- [TASK PROMPT]:
In the records below, find every line with the word "probability" and copy it.
......
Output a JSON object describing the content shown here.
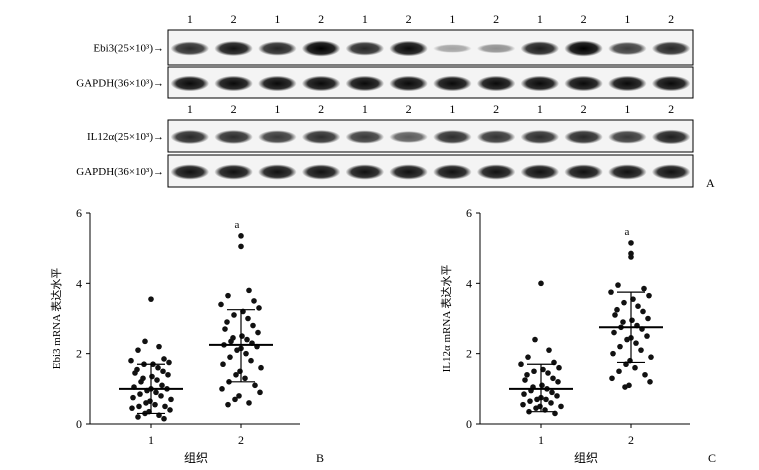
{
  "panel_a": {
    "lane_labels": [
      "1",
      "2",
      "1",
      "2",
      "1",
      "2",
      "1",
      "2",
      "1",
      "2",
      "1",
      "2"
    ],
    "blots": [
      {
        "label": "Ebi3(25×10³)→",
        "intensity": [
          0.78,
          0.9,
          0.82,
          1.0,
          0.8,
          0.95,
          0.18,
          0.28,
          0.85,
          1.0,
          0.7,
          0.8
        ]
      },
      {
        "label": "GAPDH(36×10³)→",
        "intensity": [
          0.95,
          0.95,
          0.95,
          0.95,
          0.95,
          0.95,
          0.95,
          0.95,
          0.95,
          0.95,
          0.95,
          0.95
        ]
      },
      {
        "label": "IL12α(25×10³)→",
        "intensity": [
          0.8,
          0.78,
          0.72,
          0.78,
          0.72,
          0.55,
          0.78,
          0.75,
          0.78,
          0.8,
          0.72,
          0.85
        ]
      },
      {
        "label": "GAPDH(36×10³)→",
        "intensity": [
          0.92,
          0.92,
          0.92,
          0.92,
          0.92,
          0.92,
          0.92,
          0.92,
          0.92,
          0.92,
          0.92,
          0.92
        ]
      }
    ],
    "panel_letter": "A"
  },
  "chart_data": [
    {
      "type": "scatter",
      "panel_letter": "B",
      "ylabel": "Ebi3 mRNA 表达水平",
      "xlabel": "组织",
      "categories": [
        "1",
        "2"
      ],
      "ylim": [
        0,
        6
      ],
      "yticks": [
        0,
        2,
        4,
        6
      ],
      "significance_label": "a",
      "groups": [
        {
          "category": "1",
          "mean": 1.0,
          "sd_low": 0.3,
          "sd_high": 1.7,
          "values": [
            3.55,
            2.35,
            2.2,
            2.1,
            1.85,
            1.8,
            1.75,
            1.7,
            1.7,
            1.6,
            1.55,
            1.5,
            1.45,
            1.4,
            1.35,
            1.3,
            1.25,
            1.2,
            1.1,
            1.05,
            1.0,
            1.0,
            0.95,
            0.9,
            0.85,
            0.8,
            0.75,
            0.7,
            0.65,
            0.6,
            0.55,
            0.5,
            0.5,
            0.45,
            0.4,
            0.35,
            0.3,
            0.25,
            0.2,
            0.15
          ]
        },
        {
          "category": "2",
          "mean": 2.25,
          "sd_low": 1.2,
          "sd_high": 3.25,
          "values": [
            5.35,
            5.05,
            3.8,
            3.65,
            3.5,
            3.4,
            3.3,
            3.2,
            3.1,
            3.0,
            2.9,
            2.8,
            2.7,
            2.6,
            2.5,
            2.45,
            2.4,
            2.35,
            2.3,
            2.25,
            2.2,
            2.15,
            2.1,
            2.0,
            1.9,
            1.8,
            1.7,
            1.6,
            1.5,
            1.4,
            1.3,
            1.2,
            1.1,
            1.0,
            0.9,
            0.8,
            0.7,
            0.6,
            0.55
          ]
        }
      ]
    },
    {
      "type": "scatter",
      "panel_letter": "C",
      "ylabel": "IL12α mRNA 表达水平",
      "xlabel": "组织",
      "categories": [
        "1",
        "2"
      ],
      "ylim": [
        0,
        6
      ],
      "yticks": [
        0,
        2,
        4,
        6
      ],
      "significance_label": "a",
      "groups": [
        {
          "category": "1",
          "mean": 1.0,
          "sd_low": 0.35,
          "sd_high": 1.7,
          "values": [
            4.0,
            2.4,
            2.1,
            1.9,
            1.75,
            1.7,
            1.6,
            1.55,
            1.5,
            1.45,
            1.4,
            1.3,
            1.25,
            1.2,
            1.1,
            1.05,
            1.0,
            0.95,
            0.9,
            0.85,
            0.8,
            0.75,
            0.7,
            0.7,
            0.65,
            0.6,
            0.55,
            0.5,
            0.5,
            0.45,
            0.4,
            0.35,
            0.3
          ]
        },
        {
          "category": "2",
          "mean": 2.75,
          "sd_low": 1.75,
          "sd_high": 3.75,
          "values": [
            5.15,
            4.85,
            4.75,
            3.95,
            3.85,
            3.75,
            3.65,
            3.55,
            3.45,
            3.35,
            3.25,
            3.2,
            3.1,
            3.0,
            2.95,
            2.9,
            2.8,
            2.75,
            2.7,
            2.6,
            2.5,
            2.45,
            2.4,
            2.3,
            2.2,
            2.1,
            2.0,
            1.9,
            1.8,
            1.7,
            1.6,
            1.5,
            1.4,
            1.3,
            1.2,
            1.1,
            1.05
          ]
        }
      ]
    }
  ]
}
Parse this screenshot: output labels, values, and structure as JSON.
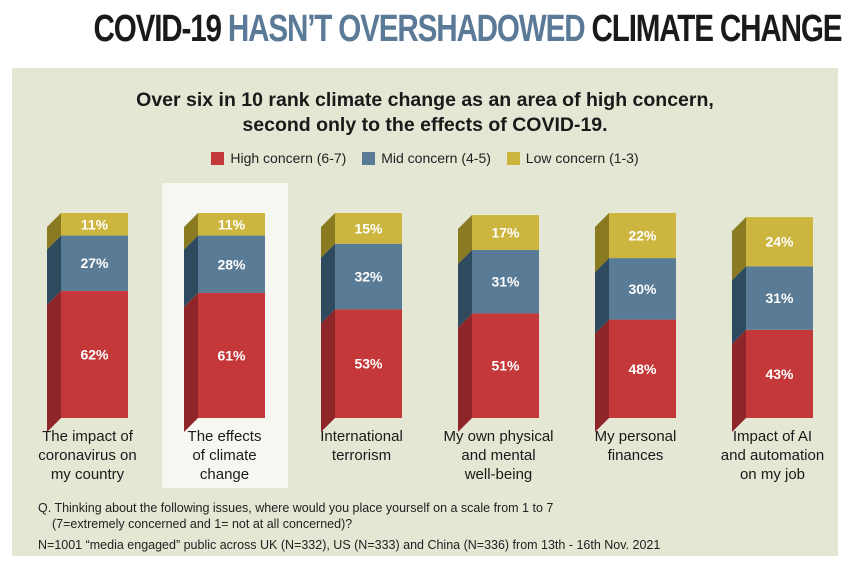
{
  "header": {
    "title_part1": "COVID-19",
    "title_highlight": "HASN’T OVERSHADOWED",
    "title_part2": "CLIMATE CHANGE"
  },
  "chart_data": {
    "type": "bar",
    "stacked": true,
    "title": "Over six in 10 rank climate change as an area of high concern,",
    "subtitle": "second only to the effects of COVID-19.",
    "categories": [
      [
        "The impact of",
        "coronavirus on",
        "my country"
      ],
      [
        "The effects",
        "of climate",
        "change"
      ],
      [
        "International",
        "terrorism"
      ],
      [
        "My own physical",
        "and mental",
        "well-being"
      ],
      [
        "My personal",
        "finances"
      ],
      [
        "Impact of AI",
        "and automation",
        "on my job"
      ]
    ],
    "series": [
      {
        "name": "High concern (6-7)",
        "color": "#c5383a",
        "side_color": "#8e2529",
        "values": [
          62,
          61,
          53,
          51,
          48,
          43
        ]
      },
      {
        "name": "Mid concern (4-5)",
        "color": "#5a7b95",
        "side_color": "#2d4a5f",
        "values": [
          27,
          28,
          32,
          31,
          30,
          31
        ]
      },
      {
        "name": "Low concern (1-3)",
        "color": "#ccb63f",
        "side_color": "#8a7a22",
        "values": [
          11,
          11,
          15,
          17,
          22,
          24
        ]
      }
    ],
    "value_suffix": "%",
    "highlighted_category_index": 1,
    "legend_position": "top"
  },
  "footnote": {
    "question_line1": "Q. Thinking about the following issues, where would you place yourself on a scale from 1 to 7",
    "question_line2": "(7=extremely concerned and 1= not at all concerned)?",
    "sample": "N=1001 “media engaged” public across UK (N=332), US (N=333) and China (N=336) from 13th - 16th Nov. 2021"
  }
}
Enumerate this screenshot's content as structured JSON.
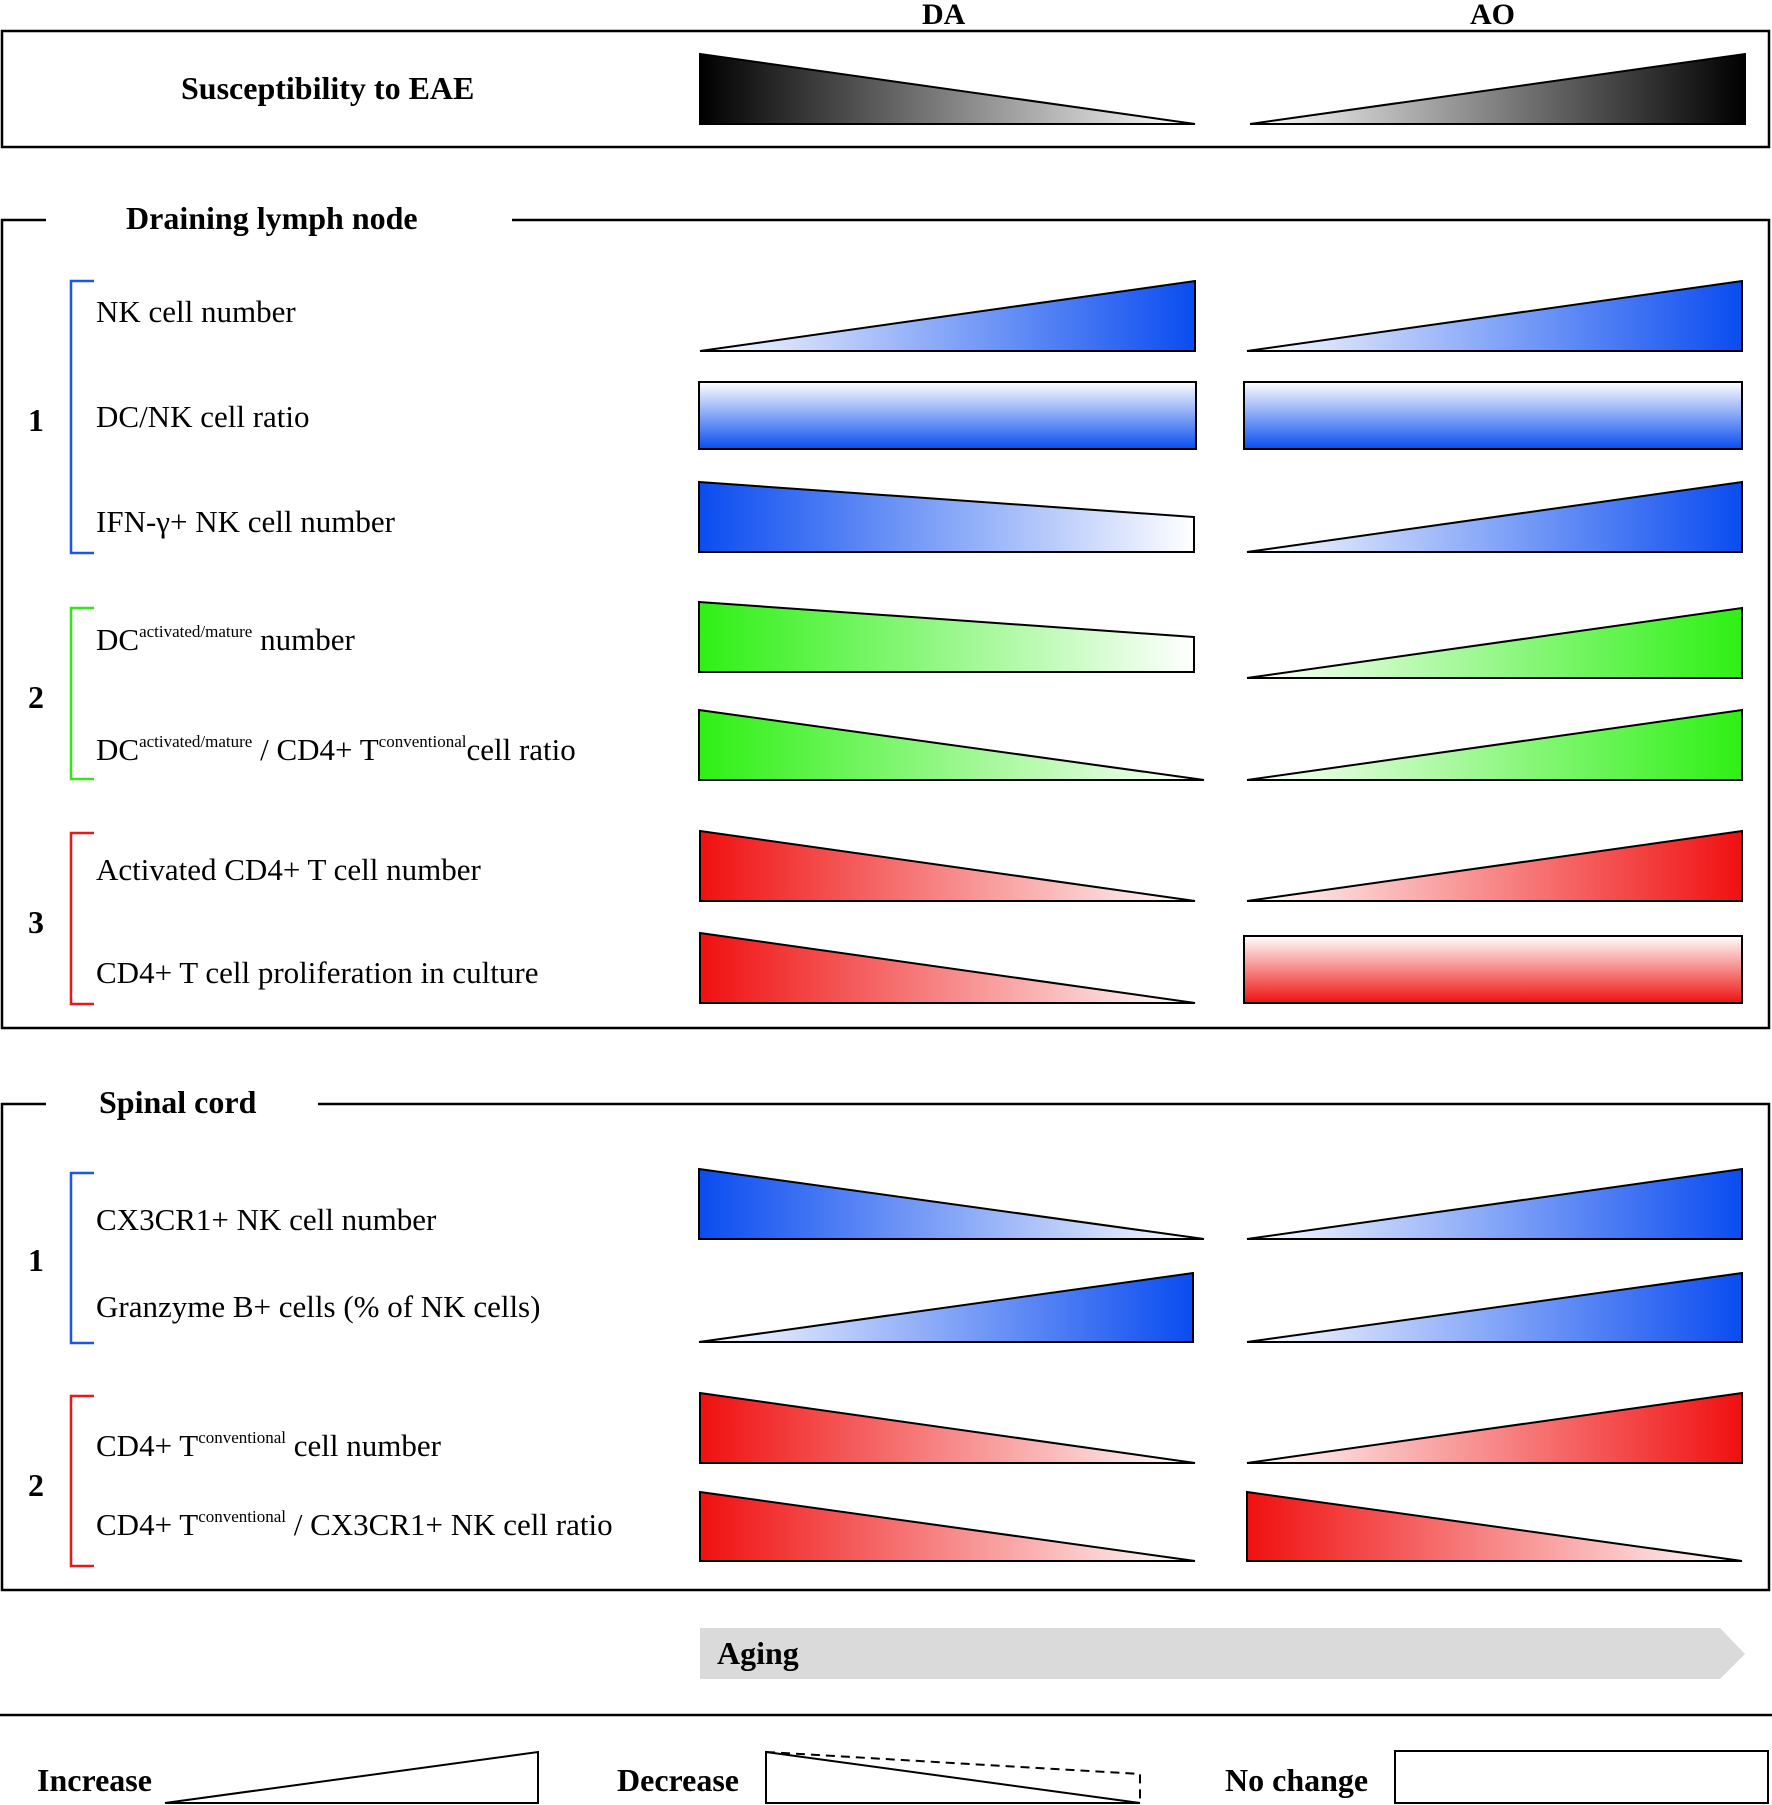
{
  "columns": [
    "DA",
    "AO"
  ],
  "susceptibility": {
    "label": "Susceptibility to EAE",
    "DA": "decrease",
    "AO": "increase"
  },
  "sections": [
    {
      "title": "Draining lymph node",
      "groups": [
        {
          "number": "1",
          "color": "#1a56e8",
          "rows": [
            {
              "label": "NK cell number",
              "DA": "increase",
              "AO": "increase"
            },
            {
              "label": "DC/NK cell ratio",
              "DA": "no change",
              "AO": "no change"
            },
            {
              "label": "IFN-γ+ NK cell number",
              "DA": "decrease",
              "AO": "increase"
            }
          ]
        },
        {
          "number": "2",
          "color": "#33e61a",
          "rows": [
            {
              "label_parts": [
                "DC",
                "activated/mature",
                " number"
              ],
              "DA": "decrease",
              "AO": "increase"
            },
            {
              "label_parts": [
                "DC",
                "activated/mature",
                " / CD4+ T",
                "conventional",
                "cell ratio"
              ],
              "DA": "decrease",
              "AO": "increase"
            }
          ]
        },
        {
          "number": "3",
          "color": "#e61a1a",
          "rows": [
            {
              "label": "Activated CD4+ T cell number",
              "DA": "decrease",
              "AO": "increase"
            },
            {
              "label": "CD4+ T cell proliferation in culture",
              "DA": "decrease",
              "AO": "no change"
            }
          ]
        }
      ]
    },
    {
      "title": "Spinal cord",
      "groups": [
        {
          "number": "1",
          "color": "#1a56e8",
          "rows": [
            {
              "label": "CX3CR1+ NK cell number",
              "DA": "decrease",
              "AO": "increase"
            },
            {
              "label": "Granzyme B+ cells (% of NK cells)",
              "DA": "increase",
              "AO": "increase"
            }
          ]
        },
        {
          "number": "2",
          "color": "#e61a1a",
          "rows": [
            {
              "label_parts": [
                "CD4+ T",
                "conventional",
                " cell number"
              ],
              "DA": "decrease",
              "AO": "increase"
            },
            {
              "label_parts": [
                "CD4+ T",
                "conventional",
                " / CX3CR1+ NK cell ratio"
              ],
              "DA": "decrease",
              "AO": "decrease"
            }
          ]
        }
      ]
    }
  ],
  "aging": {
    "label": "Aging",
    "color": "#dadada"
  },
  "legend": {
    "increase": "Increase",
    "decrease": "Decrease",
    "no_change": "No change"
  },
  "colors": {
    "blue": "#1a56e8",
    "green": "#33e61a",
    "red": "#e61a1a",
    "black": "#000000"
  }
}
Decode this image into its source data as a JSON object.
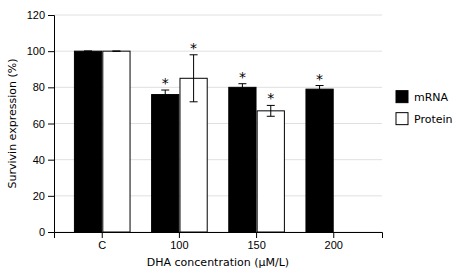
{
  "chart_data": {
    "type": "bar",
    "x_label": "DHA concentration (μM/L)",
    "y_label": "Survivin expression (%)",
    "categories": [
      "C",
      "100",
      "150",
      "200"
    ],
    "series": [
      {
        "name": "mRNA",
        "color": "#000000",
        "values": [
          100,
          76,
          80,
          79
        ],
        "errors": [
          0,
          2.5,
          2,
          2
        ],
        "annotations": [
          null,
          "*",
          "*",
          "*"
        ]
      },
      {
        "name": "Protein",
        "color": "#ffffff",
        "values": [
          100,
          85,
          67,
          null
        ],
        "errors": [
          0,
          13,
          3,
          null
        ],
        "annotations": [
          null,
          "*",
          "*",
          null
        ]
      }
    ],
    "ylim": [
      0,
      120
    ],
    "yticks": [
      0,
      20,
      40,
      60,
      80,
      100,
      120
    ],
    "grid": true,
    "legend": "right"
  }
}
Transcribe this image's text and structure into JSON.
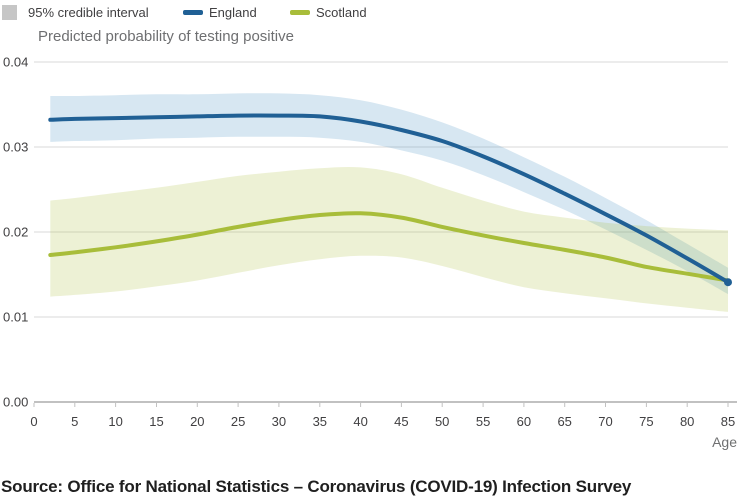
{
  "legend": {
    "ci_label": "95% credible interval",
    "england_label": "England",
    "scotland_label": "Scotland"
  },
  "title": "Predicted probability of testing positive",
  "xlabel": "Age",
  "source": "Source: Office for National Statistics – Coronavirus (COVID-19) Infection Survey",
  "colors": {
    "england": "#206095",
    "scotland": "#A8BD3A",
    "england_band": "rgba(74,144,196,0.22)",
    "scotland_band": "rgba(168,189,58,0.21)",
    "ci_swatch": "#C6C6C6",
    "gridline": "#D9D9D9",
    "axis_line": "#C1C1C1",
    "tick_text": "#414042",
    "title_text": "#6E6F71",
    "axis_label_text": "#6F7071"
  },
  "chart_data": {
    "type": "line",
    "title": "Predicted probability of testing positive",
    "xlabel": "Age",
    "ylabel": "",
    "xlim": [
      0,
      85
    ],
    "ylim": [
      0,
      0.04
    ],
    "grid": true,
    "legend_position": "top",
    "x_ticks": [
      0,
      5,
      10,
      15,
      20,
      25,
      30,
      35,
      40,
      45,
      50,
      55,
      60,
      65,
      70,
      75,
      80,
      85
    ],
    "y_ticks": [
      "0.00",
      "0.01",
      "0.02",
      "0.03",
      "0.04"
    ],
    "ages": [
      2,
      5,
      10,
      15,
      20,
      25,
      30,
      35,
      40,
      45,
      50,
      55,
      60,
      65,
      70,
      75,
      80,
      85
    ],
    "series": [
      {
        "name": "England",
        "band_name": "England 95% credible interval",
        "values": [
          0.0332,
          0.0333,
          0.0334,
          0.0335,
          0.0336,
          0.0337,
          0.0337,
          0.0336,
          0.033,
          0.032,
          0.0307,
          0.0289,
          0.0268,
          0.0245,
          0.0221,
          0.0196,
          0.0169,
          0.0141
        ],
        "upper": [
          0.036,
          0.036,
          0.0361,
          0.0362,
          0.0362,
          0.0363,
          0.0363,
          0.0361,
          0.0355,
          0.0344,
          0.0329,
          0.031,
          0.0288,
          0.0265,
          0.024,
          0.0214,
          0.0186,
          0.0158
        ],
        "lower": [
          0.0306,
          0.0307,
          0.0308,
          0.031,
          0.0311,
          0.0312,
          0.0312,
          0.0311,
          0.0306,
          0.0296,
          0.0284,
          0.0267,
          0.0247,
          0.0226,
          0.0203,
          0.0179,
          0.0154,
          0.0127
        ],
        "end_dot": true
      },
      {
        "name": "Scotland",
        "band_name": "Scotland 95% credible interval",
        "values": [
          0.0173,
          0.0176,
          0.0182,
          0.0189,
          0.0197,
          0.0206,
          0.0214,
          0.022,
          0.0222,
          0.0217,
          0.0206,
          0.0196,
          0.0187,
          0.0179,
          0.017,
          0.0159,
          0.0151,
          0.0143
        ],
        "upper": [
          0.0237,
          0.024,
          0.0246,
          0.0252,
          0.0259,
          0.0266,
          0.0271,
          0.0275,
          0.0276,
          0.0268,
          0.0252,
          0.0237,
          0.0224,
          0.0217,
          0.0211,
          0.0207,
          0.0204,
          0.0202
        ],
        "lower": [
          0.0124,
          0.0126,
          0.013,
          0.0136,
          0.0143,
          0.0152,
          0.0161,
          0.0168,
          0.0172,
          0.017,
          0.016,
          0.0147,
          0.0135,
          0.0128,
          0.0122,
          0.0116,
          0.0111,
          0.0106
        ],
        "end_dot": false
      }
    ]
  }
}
......
- [SOLVED PROBLEM]:
  "title": "Predicted probability of testing positive",
    "title": "Predicted probability of testing positive",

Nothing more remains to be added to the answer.